**Exercise aim:**
All of the material should be reproduced exactly, with pictures left out.
◇ ◇ ◇ ◇ ◇
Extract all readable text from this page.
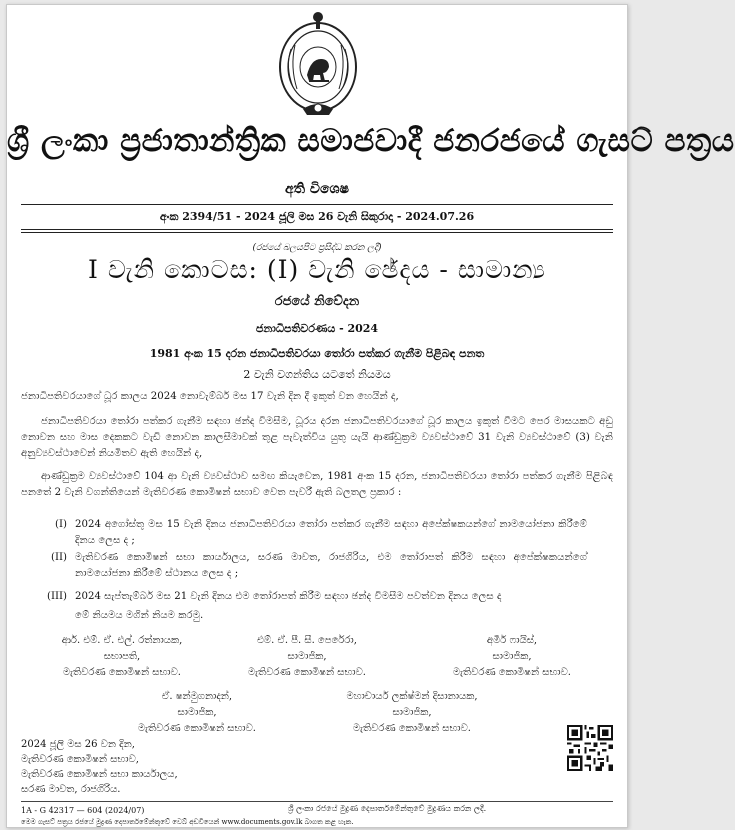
ශ්‍රී ලංකා ප්‍රජාතාන්ත්‍රික සමාජවාදී ජනරජයේ ගැසට් පත්‍රය
අති විශෙෂ
අංක 2394/51 - 2024 ජූලි මස 26 වැනි සිකුරාදා - 2024.07.26
(රජයේ බලයපිට ප්‍රසිද්ධ කරන ලදී)
I වැනි කොටස: (I) වැනි ඡේදය - සාමාන්‍ය
රජයේ නිවේදන
ජනාධිපතිවරණය - 2024
1981 අංක 15 දරන ජනාධිපතිවරයා තෝරා පත්කර ගැනීම පිළිබඳ පනත
2 වැනි වගන්තිය යටතේ නියමය
ජනාධිපතිවරයාගේ ධූර කාලය 2024 නොවැම්බර් මස 17 වැනි දින දී ඉකුත් වන හෙයින් ද,
ජනාධිපතිවරයා තෝරා පත්කර ගැනීම සඳහා ඡන්ද විමසීම, ධූරය දරන ජනාධිපතිවරයාගේ ධූර කාලය ඉකුත් වීමට පෙර මාසයකට අඩු නොවන සහ මාස දෙකකට වැඩි නොවන කාලසීමාවක් තුළ පැවැත්විය යුතු යැයි ආණ්ඩුක්‍රම ව්‍යවස්ථාවේ 31 වැනි ව්‍යවස්ථාවේ (3) වැනි අනුව්‍යවස්ථාවෙන් නියමිතව ඇති හෙයින් ද,
ආණ්ඩුක්‍රම ව්‍යවස්ථාවේ 104 ආ වැනි ව්‍යවස්ථාව සමඟ කියැවෙන, 1981 අංක 15 දරන, ජනාධිපතිවරයා තෝරා පත්කර ගැනීම පිළිබඳ පනතේ 2 වැනි වගන්තියෙන් මැතිවරණ කොමිෂන් සභාව වෙත පැවරී ඇති බලතල ප්‍රකාර :
(I) 2024 අගෝස්තු මස 15 වැනි දිනය ජනාධිපතිවරයා තෝරා පත්කර ගැනීම සඳහා අපේක්ෂකයන්ගේ නාමයෝජනා කිරීමේ දිනය ලෙස ද ;
(II) මැතිවරණ කොමිෂන් සභා කාර්යාලය, සරණ මාවත, රාජගිරිය, එම තෝරාපත් කිරීම සඳහා අපේක්ෂකයන්ගේ නාමයෝජනා කිරීමේ ස්ථානය ලෙස ද ;
(III) 2024 සැප්තැම්බර් මස 21 වැනි දිනය එම තෝරාපත් කිරීම සඳහා ඡන්ද විමසීම පවත්වන දිනය ලෙස ද
මේ නියමය මගින් නියම කරමු.
ආර්. එම්. ඒ. එල්. රත්නායක,
සභාපති,
මැතිවරණ කොමිෂන් සභාව.
එම්. ඒ. පී. සී. පෙරේරා,
සාමාජික,
මැතිවරණ කොමිෂන් සභාව.
අමීර් ෆායිස්,
සාමාජික,
මැතිවරණ කොමිෂන් සභාව.
ඒ. ෂන්මුගනාදන්,
සාමාජික,
මැතිවරණ කොමිෂන් සභාව.
මහාචාර්ය ලක්ෂ්මන් දිසානායක,
සාමාජික,
මැතිවරණ කොමිෂන් සභාව.
2024 ජූලි මස 26 වන දින,
මැතිවරණ කොමිෂන් සභාව,
මැතිවරණ කොමිෂන් සභා කාර්යාලය,
සරණ මාවත, රාජගිරිය.
1A - G 42317 — 604 (2024/07)	ශ්‍රී ලංකා රජයේ මුද්‍රණ දෙපාර්තමේන්තුවේ මුද්‍රණය කරන ලදී.
මෙම ගැසට් පත්‍රය රජයේ මුද්‍රණ දෙපාර්තමේන්තුවේ වෙබ් අඩවියෙන් www.documents.gov.lk බාගත කළ හැක.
◇ ◇ ◇ ◇ ◇
**Solution to the exercise:**
Extract all readable text from this page.
ශ්‍රී ලංකා ප්‍රජාතාන්ත්‍රික සමාජවාදී ජනරජයේ ගැසට් පත්‍රය
අති විශෙෂ
අංක 2394/51 - 2024 ජූලි මස 26 වැනි සිකුරාදා - 2024.07.26
(රජයේ බලයපිට ප්‍රසිද්ධ කරන ලදී)
I වැනි කොටස: (I) වැනි ඡේදය - සාමාන්‍ය
රජයේ නිවේදන
ජනාධිපතිවරණය - 2024
1981 අංක 15 දරන ජනාධිපතිවරයා තෝරා පත්කර ගැනීම පිළිබඳ පනත
2 වැනි වගන්තිය යටතේ නියමය
ජනාධිපතිවරයාගේ ධූර කාලය 2024 නොවැම්බර් මස 17 වැනි දින දී ඉකුත් වන හෙයින් ද,
ජනාධිපතිවරයා තෝරා පත්කර ගැනීම සඳහා ඡන්ද විමසීම, ධූරය දරන ජනාධිපතිවරයාගේ ධූර කාලය ඉකුත් වීමට පෙර මාසයකට අඩු නොවන සහ මාස දෙකකට වැඩි නොවන කාලසීමාවක් තුළ පැවැත්විය යුතු යැයි ආණ්ඩුක්‍රම ව්‍යවස්ථාවේ 31 වැනි ව්‍යවස්ථාවේ (3) වැනි අනුව්‍යවස්ථාවෙන් නියමිතව ඇති හෙයින් ද,
ආණ්ඩුක්‍රම ව්‍යවස්ථාවේ 104 ආ වැනි ව්‍යවස්ථාව සමඟ කියැවෙන, 1981 අංක 15 දරන, ජනාධිපතිවරයා තෝරා පත්කර ගැනීම පිළිබඳ පනතේ 2 වැනි වගන්තියෙන් මැතිවරණ කොමිෂන් සභාව වෙත පැවරී ඇති බලතල ප්‍රකාර :
(I) 2024 අගෝස්තු මස 15 වැනි දිනය ජනාධිපතිවරයා තෝරා පත්කර ගැනීම සඳහා අපේක්ෂකයන්ගේ නාමයෝජනා කිරීමේ දිනය ලෙස ද ;
(II) මැතිවරණ කොමිෂන් සභා කාර්යාලය, සරණ මාවත, රාජගිරිය, එම තෝරාපත් කිරීම සඳහා අපේක්ෂකයන්ගේ නාමයෝජනා කිරීමේ ස්ථානය ලෙස ද ;
(III) 2024 සැප්තැම්බර් මස 21 වැනි දිනය එම තෝරාපත් කිරීම සඳහා ඡන්ද විමසීම පවත්වන දිනය ලෙස ද
මේ නියමය මගින් නියම කරමු.
ආර්. එම්. ඒ. එල්. රත්නායක,
සභාපති,
මැතිවරණ කොමිෂන් සභාව.
එම්. ඒ. පී. සී. පෙරේරා,
සාමාජික,
මැතිවරණ කොමිෂන් සභාව.
අමීර් ෆායිස්,
සාමාජික,
මැතිවරණ කොමිෂන් සභාව.
ඒ. ෂන්මුගනාදන්,
සාමාජික,
මැතිවරණ කොමිෂන් සභාව.
මහාචාර්ය ලක්ෂ්මන් දිසානායක,
සාමාජික,
මැතිවරණ කොමිෂන් සභාව.
2024 ජූලි මස 26 වන දින,
මැතිවරණ කොමිෂන් සභාව,
මැතිවරණ කොමිෂන් සභා කාර්යාලය,
සරණ මාවත, රාජගිරිය.
1A - G 42317 — 604 (2024/07)	ශ්‍රී ලංකා රජයේ මුද්‍රණ දෙපාර්තමේන්තුවේ මුද්‍රණය කරන ලදී.
මෙම ගැසට් පත්‍රය රජයේ මුද්‍රණ දෙපාර්තමේන්තුවේ වෙබ් අඩවියෙන් www.documents.gov.lk බාගත කළ හැක.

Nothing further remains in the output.